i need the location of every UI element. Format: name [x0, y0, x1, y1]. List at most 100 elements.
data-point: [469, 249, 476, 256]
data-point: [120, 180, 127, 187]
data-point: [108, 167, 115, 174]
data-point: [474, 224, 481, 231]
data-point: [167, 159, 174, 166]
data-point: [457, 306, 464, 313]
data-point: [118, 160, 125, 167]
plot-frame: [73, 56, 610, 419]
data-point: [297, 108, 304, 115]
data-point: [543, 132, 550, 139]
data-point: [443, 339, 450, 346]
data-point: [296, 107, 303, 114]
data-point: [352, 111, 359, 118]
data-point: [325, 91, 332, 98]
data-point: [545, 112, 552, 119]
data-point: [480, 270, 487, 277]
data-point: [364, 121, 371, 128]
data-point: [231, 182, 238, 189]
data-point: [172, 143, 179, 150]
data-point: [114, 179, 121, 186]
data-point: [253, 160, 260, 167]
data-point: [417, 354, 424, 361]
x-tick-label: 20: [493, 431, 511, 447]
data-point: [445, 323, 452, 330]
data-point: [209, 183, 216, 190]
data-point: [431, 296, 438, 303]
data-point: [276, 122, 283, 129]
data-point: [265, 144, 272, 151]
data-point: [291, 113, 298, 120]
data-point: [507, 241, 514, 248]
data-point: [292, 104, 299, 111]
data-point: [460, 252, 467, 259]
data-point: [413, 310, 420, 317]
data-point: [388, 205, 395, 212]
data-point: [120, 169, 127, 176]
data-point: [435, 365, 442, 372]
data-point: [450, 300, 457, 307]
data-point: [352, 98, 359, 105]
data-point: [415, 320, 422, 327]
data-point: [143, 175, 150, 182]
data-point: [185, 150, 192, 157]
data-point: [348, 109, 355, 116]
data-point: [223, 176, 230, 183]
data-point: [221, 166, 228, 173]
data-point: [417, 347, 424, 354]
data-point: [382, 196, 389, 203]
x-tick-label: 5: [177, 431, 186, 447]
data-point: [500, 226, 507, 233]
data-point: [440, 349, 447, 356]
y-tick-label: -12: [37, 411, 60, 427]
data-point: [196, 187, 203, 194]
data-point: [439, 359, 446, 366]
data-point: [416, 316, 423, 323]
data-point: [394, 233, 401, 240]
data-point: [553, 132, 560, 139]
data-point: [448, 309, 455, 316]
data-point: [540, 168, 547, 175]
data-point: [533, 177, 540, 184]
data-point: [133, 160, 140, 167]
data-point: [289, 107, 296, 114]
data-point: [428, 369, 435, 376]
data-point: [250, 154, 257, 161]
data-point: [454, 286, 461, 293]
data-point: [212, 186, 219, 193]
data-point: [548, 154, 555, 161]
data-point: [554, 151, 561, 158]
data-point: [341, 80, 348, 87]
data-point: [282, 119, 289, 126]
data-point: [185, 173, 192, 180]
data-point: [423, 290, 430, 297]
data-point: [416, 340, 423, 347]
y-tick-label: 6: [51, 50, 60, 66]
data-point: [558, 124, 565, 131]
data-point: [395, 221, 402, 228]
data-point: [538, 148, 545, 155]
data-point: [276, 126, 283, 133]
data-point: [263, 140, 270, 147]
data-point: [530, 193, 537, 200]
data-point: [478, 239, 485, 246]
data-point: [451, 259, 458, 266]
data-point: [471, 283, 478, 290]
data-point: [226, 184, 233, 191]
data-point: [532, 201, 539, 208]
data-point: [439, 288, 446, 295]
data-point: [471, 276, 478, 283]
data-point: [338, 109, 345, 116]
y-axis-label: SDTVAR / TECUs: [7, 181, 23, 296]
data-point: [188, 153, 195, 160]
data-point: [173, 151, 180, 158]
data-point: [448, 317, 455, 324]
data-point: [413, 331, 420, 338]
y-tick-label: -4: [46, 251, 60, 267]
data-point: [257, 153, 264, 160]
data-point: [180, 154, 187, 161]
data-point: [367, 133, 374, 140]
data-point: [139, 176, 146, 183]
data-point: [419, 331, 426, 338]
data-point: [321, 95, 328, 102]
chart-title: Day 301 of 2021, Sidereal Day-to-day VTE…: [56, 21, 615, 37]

+ + + + +

→ Directive
Find every line above that contains the string "tick", matching case exactly, and copy each of those lines in full.

→ Correct result
x-tick-label: 20: [493, 431, 511, 447]
x-tick-label: 5: [177, 431, 186, 447]
y-tick-label: -12: [37, 411, 60, 427]
y-tick-label: 6: [51, 50, 60, 66]
y-tick-label: -4: [46, 251, 60, 267]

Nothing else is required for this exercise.